Required task
Quote the entries that follow exactly, leaving none out.

· · · · ·

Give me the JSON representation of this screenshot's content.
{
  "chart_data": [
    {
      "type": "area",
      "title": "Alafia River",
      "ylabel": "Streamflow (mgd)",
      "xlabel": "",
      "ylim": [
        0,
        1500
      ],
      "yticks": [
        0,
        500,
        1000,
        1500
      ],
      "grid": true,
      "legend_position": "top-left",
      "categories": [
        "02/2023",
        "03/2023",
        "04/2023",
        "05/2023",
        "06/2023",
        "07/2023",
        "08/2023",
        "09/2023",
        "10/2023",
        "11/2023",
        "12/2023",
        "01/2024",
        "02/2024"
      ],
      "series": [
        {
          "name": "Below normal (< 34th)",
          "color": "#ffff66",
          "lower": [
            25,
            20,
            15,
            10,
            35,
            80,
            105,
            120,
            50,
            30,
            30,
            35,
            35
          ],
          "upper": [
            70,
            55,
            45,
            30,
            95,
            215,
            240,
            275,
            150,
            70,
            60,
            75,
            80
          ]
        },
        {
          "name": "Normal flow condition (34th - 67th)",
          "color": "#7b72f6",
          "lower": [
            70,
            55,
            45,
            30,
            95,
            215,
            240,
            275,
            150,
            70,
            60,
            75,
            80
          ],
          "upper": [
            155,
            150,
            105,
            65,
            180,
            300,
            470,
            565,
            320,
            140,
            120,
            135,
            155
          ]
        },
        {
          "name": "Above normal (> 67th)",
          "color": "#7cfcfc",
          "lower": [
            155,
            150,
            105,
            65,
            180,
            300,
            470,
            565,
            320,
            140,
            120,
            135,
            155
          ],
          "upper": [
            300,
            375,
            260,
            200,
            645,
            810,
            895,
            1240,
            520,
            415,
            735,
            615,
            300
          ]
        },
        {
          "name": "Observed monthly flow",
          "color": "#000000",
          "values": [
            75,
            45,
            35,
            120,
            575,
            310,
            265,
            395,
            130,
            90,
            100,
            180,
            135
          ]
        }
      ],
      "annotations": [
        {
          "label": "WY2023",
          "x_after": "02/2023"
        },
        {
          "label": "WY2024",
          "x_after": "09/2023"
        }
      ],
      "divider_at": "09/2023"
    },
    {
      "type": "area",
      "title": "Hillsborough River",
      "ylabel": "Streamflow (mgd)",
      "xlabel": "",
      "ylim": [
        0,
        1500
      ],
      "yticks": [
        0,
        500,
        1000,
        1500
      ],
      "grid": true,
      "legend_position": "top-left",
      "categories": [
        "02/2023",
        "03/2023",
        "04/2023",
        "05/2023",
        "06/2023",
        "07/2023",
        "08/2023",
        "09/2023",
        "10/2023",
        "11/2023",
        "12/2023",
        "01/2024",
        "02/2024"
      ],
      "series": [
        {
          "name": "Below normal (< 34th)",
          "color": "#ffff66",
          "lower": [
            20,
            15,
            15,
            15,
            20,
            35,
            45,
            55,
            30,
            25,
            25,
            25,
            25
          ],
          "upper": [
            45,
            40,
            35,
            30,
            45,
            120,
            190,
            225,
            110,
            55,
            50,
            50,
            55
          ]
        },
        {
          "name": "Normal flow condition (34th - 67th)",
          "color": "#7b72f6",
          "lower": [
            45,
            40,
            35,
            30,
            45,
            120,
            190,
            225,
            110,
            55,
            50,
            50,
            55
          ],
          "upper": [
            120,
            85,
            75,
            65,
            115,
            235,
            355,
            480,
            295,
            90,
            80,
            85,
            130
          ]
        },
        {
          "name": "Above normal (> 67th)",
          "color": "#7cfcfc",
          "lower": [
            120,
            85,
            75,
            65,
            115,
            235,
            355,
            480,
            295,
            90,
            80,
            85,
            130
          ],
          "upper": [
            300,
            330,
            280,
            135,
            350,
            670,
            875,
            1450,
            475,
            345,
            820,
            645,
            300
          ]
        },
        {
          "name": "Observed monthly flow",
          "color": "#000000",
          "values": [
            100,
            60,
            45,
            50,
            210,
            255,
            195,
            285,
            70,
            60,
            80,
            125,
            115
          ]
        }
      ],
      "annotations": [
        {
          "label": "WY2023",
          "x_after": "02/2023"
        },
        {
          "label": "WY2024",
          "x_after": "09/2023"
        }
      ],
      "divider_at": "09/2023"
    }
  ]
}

· · · · ·

Exercise solution
Give me the JSON representation of this screenshot's content.
{
  "chart_data": [
    {
      "type": "area",
      "title": "Alafia River",
      "ylabel": "Streamflow (mgd)",
      "xlabel": "",
      "ylim": [
        0,
        1500
      ],
      "yticks": [
        0,
        500,
        1000,
        1500
      ],
      "grid": true,
      "legend_position": "top-left",
      "categories": [
        "02/2023",
        "03/2023",
        "04/2023",
        "05/2023",
        "06/2023",
        "07/2023",
        "08/2023",
        "09/2023",
        "10/2023",
        "11/2023",
        "12/2023",
        "01/2024",
        "02/2024"
      ],
      "series": [
        {
          "name": "Below normal (< 34th)",
          "color": "#ffff66",
          "lower": [
            25,
            20,
            15,
            10,
            35,
            80,
            105,
            120,
            50,
            30,
            30,
            35,
            35
          ],
          "upper": [
            70,
            55,
            45,
            30,
            95,
            215,
            240,
            275,
            150,
            70,
            60,
            75,
            80
          ]
        },
        {
          "name": "Normal flow condition (34th - 67th)",
          "color": "#7b72f6",
          "lower": [
            70,
            55,
            45,
            30,
            95,
            215,
            240,
            275,
            150,
            70,
            60,
            75,
            80
          ],
          "upper": [
            155,
            150,
            105,
            65,
            180,
            300,
            470,
            565,
            320,
            140,
            120,
            135,
            155
          ]
        },
        {
          "name": "Above normal (> 67th)",
          "color": "#7cfcfc",
          "lower": [
            155,
            150,
            105,
            65,
            180,
            300,
            470,
            565,
            320,
            140,
            120,
            135,
            155
          ],
          "upper": [
            300,
            375,
            260,
            200,
            645,
            810,
            895,
            1240,
            520,
            415,
            735,
            615,
            300
          ]
        },
        {
          "name": "Observed monthly flow",
          "color": "#000000",
          "values": [
            75,
            45,
            35,
            120,
            575,
            310,
            265,
            395,
            130,
            90,
            100,
            180,
            135
          ]
        }
      ],
      "annotations": [
        {
          "label": "WY2023",
          "x_after": "02/2023"
        },
        {
          "label": "WY2024",
          "x_after": "09/2023"
        }
      ],
      "divider_at": "09/2023"
    },
    {
      "type": "area",
      "title": "Hillsborough River",
      "ylabel": "Streamflow (mgd)",
      "xlabel": "",
      "ylim": [
        0,
        1500
      ],
      "yticks": [
        0,
        500,
        1000,
        1500
      ],
      "grid": true,
      "legend_position": "top-left",
      "categories": [
        "02/2023",
        "03/2023",
        "04/2023",
        "05/2023",
        "06/2023",
        "07/2023",
        "08/2023",
        "09/2023",
        "10/2023",
        "11/2023",
        "12/2023",
        "01/2024",
        "02/2024"
      ],
      "series": [
        {
          "name": "Below normal (< 34th)",
          "color": "#ffff66",
          "lower": [
            20,
            15,
            15,
            15,
            20,
            35,
            45,
            55,
            30,
            25,
            25,
            25,
            25
          ],
          "upper": [
            45,
            40,
            35,
            30,
            45,
            120,
            190,
            225,
            110,
            55,
            50,
            50,
            55
          ]
        },
        {
          "name": "Normal flow condition (34th - 67th)",
          "color": "#7b72f6",
          "lower": [
            45,
            40,
            35,
            30,
            45,
            120,
            190,
            225,
            110,
            55,
            50,
            50,
            55
          ],
          "upper": [
            120,
            85,
            75,
            65,
            115,
            235,
            355,
            480,
            295,
            90,
            80,
            85,
            130
          ]
        },
        {
          "name": "Above normal (> 67th)",
          "color": "#7cfcfc",
          "lower": [
            120,
            85,
            75,
            65,
            115,
            235,
            355,
            480,
            295,
            90,
            80,
            85,
            130
          ],
          "upper": [
            300,
            330,
            280,
            135,
            350,
            670,
            875,
            1450,
            475,
            345,
            820,
            645,
            300
          ]
        },
        {
          "name": "Observed monthly flow",
          "color": "#000000",
          "values": [
            100,
            60,
            45,
            50,
            210,
            255,
            195,
            285,
            70,
            60,
            80,
            125,
            115
          ]
        }
      ],
      "annotations": [
        {
          "label": "WY2023",
          "x_after": "02/2023"
        },
        {
          "label": "WY2024",
          "x_after": "09/2023"
        }
      ],
      "divider_at": "09/2023"
    }
  ]
}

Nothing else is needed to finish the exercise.